**Provided data:**
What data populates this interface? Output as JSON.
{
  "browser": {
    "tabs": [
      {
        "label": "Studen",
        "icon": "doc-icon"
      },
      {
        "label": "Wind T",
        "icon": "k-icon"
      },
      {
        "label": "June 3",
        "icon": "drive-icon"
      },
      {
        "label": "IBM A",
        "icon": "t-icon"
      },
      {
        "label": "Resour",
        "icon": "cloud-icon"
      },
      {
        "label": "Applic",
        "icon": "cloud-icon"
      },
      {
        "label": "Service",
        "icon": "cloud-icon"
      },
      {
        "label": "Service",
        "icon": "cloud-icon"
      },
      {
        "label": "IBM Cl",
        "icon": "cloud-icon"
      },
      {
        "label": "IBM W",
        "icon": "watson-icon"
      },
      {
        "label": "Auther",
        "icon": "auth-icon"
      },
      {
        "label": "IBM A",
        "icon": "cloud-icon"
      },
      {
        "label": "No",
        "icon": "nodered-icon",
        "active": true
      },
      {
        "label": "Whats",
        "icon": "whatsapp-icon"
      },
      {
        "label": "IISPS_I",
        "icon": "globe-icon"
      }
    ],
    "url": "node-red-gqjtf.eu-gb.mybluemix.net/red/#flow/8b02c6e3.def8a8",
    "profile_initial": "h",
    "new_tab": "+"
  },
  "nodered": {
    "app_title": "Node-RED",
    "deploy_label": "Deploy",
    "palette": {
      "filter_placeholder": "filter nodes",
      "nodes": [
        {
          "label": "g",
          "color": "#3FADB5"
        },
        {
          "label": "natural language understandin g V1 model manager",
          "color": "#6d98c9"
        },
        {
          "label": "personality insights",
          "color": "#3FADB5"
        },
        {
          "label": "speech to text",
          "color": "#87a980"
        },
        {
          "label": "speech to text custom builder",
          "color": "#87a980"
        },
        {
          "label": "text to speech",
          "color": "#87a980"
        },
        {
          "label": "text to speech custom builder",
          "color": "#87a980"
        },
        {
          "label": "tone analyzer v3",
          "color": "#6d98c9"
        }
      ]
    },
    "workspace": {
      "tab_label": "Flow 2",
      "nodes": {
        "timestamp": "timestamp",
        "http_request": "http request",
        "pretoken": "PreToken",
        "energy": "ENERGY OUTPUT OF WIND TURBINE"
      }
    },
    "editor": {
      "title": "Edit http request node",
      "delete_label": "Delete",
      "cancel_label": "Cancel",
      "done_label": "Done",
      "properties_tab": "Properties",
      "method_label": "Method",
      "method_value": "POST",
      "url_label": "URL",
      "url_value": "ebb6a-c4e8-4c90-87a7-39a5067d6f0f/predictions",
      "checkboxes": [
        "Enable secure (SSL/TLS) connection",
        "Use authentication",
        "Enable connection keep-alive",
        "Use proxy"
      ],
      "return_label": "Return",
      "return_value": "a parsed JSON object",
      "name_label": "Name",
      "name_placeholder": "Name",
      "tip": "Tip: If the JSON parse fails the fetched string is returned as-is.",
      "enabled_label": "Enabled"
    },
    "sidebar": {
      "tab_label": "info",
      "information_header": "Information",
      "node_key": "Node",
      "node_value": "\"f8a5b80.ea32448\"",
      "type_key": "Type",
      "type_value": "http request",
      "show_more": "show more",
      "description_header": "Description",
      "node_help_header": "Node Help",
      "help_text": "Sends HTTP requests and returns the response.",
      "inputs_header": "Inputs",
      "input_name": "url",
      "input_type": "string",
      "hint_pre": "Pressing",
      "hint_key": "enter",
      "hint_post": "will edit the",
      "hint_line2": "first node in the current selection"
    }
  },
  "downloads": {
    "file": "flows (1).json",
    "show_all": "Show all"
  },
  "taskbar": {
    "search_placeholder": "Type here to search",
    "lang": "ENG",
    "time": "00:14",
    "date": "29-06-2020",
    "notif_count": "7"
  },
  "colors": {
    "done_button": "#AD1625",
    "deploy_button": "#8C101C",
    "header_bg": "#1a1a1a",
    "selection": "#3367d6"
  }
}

**Problem to solve:**
Please output the complete data exactly.

**Full solution:**
What data populates this interface? Output as JSON.
{
  "browser": {
    "tabs": [
      {
        "label": "Studen",
        "icon": "doc-icon"
      },
      {
        "label": "Wind T",
        "icon": "k-icon"
      },
      {
        "label": "June 3",
        "icon": "drive-icon"
      },
      {
        "label": "IBM A",
        "icon": "t-icon"
      },
      {
        "label": "Resour",
        "icon": "cloud-icon"
      },
      {
        "label": "Applic",
        "icon": "cloud-icon"
      },
      {
        "label": "Service",
        "icon": "cloud-icon"
      },
      {
        "label": "Service",
        "icon": "cloud-icon"
      },
      {
        "label": "IBM Cl",
        "icon": "cloud-icon"
      },
      {
        "label": "IBM W",
        "icon": "watson-icon"
      },
      {
        "label": "Auther",
        "icon": "auth-icon"
      },
      {
        "label": "IBM A",
        "icon": "cloud-icon"
      },
      {
        "label": "No",
        "icon": "nodered-icon",
        "active": true
      },
      {
        "label": "Whats",
        "icon": "whatsapp-icon"
      },
      {
        "label": "IISPS_I",
        "icon": "globe-icon"
      }
    ],
    "url": "node-red-gqjtf.eu-gb.mybluemix.net/red/#flow/8b02c6e3.def8a8",
    "profile_initial": "h",
    "new_tab": "+"
  },
  "nodered": {
    "app_title": "Node-RED",
    "deploy_label": "Deploy",
    "palette": {
      "filter_placeholder": "filter nodes",
      "nodes": [
        {
          "label": "g",
          "color": "#3FADB5"
        },
        {
          "label": "natural language understandin g V1 model manager",
          "color": "#6d98c9"
        },
        {
          "label": "personality insights",
          "color": "#3FADB5"
        },
        {
          "label": "speech to text",
          "color": "#87a980"
        },
        {
          "label": "speech to text custom builder",
          "color": "#87a980"
        },
        {
          "label": "text to speech",
          "color": "#87a980"
        },
        {
          "label": "text to speech custom builder",
          "color": "#87a980"
        },
        {
          "label": "tone analyzer v3",
          "color": "#6d98c9"
        }
      ]
    },
    "workspace": {
      "tab_label": "Flow 2",
      "nodes": {
        "timestamp": "timestamp",
        "http_request": "http request",
        "pretoken": "PreToken",
        "energy": "ENERGY OUTPUT OF WIND TURBINE"
      }
    },
    "editor": {
      "title": "Edit http request node",
      "delete_label": "Delete",
      "cancel_label": "Cancel",
      "done_label": "Done",
      "properties_tab": "Properties",
      "method_label": "Method",
      "method_value": "POST",
      "url_label": "URL",
      "url_value": "ebb6a-c4e8-4c90-87a7-39a5067d6f0f/predictions",
      "checkboxes": [
        "Enable secure (SSL/TLS) connection",
        "Use authentication",
        "Enable connection keep-alive",
        "Use proxy"
      ],
      "return_label": "Return",
      "return_value": "a parsed JSON object",
      "name_label": "Name",
      "name_placeholder": "Name",
      "tip": "Tip: If the JSON parse fails the fetched string is returned as-is.",
      "enabled_label": "Enabled"
    },
    "sidebar": {
      "tab_label": "info",
      "information_header": "Information",
      "node_key": "Node",
      "node_value": "\"f8a5b80.ea32448\"",
      "type_key": "Type",
      "type_value": "http request",
      "show_more": "show more",
      "description_header": "Description",
      "node_help_header": "Node Help",
      "help_text": "Sends HTTP requests and returns the response.",
      "inputs_header": "Inputs",
      "input_name": "url",
      "input_type": "string",
      "hint_pre": "Pressing",
      "hint_key": "enter",
      "hint_post": "will edit the",
      "hint_line2": "first node in the current selection"
    }
  },
  "downloads": {
    "file": "flows (1).json",
    "show_all": "Show all"
  },
  "taskbar": {
    "search_placeholder": "Type here to search",
    "lang": "ENG",
    "time": "00:14",
    "date": "29-06-2020",
    "notif_count": "7"
  },
  "colors": {
    "done_button": "#AD1625",
    "deploy_button": "#8C101C",
    "header_bg": "#1a1a1a",
    "selection": "#3367d6"
  }
}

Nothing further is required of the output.